## AIM OF THE EXERCISE
Print the rows below word for word, beginning with the line containing "x-tick-labels: 0% 0.5%" and ending with the line containing "legend-label-superforecasters: Superforecasters <box>1110", with both of those lines included.

## INPUT MATERIAL
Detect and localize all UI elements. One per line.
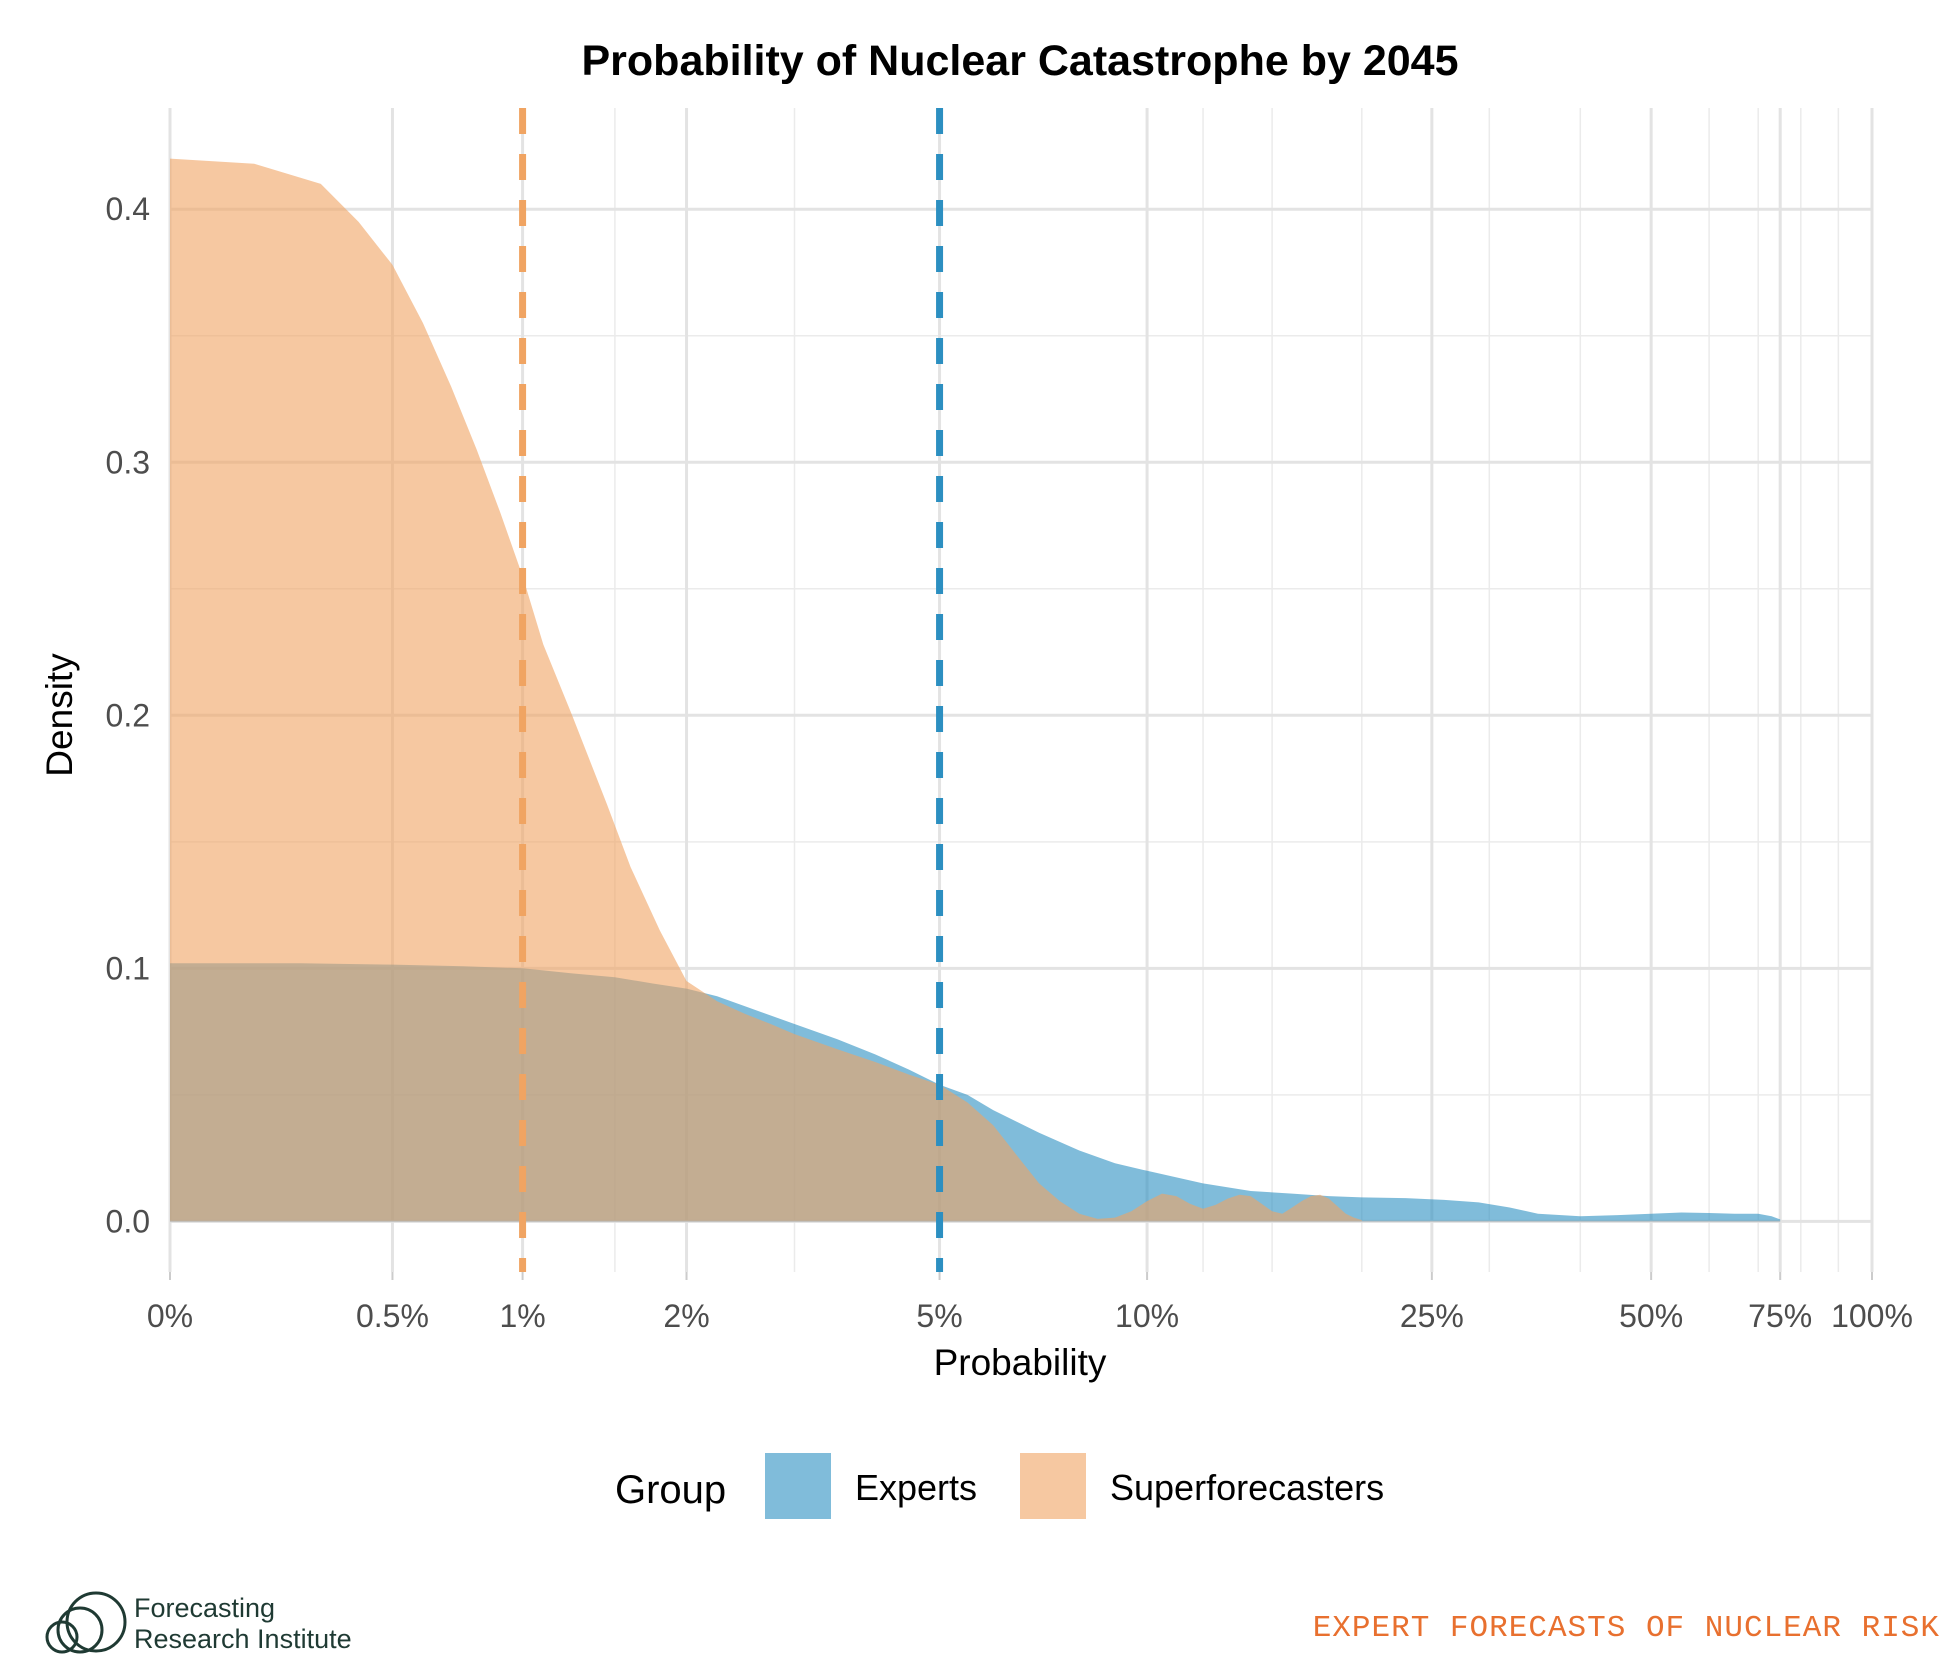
x-tick-labels: 0% 0.5% 1% 2% 5% 10% 25% 50% 75% 100% <box>147 1298 1913 1334</box>
y-axis-title: Density <box>39 653 80 777</box>
x-tick-label: 1% <box>499 1298 545 1334</box>
legend: Group Experts Superforecasters <box>615 1453 1384 1519</box>
y-tick-label: 0.1 <box>106 950 150 986</box>
x-axis-title: Probability <box>934 1342 1107 1383</box>
y-tick-label: 0.2 <box>106 697 150 733</box>
legend-swatch-superforecasters <box>1020 1453 1086 1519</box>
chart-title: Probability of Nuclear Catastrophe by 20… <box>582 37 1459 85</box>
x-tick-label: 10% <box>1115 1298 1179 1334</box>
density-areas <box>170 158 1781 1223</box>
x-tick-label: 2% <box>663 1298 709 1334</box>
y-tick-labels: 0.0 0.1 0.2 0.3 0.4 <box>106 191 150 1239</box>
x-tick-label: 50% <box>1619 1298 1683 1334</box>
x-tick-label: 0% <box>147 1298 193 1334</box>
density-area-superforecasters <box>170 158 1362 1222</box>
x-tick-label: 0.5% <box>356 1298 429 1334</box>
logo-line-1: Forecasting <box>134 1593 275 1623</box>
logo-circles-icon <box>45 1591 127 1654</box>
x-tick-label: 5% <box>916 1298 962 1334</box>
median-lines <box>519 108 944 1272</box>
legend-title: Group <box>615 1468 726 1512</box>
legend-label-superforecasters: Superforecasters <box>1110 1467 1384 1508</box>
y-tick-label: 0.4 <box>106 191 150 227</box>
logo-line-2: Research Institute <box>134 1624 352 1654</box>
x-tick-label: 25% <box>1400 1298 1464 1334</box>
y-tick-label: 0.3 <box>106 444 150 480</box>
footer-tagline: EXPERT FORECASTS OF NUCLEAR RISK <box>1313 1611 1940 1646</box>
x-tick-label: 100% <box>1831 1298 1913 1334</box>
legend-swatch-experts <box>765 1453 831 1519</box>
logo: Forecasting Research Institute <box>45 1591 352 1654</box>
legend-label-experts: Experts <box>855 1467 977 1508</box>
x-tick-label: 75% <box>1748 1298 1812 1334</box>
y-tick-label: 0.0 <box>106 1203 150 1239</box>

## THE SOLUTION
x-tick-labels: 0% 0.5% 1% 2% 5% 10% 25% 50% 75% 100% <box>147 1298 1913 1334</box>
y-axis-title: Density <box>39 653 80 777</box>
x-tick-label: 1% <box>499 1298 545 1334</box>
legend: Group Experts Superforecasters <box>615 1453 1384 1519</box>
y-tick-label: 0.1 <box>106 950 150 986</box>
x-axis-title: Probability <box>934 1342 1107 1383</box>
y-tick-label: 0.2 <box>106 697 150 733</box>
legend-swatch-superforecasters <box>1020 1453 1086 1519</box>
chart-title: Probability of Nuclear Catastrophe by 20… <box>582 37 1459 85</box>
x-tick-label: 10% <box>1115 1298 1179 1334</box>
density-areas <box>170 158 1781 1223</box>
x-tick-label: 2% <box>663 1298 709 1334</box>
y-tick-labels: 0.0 0.1 0.2 0.3 0.4 <box>106 191 150 1239</box>
x-tick-label: 50% <box>1619 1298 1683 1334</box>
x-tick-label: 0% <box>147 1298 193 1334</box>
density-area-superforecasters <box>170 158 1362 1222</box>
x-tick-label: 0.5% <box>356 1298 429 1334</box>
logo-line-1: Forecasting <box>134 1593 275 1623</box>
logo-circles-icon <box>45 1591 127 1654</box>
x-tick-label: 5% <box>916 1298 962 1334</box>
median-lines <box>519 108 944 1272</box>
legend-title: Group <box>615 1468 726 1512</box>
legend-label-superforecasters: Superforecasters <box>1110 1467 1384 1508</box>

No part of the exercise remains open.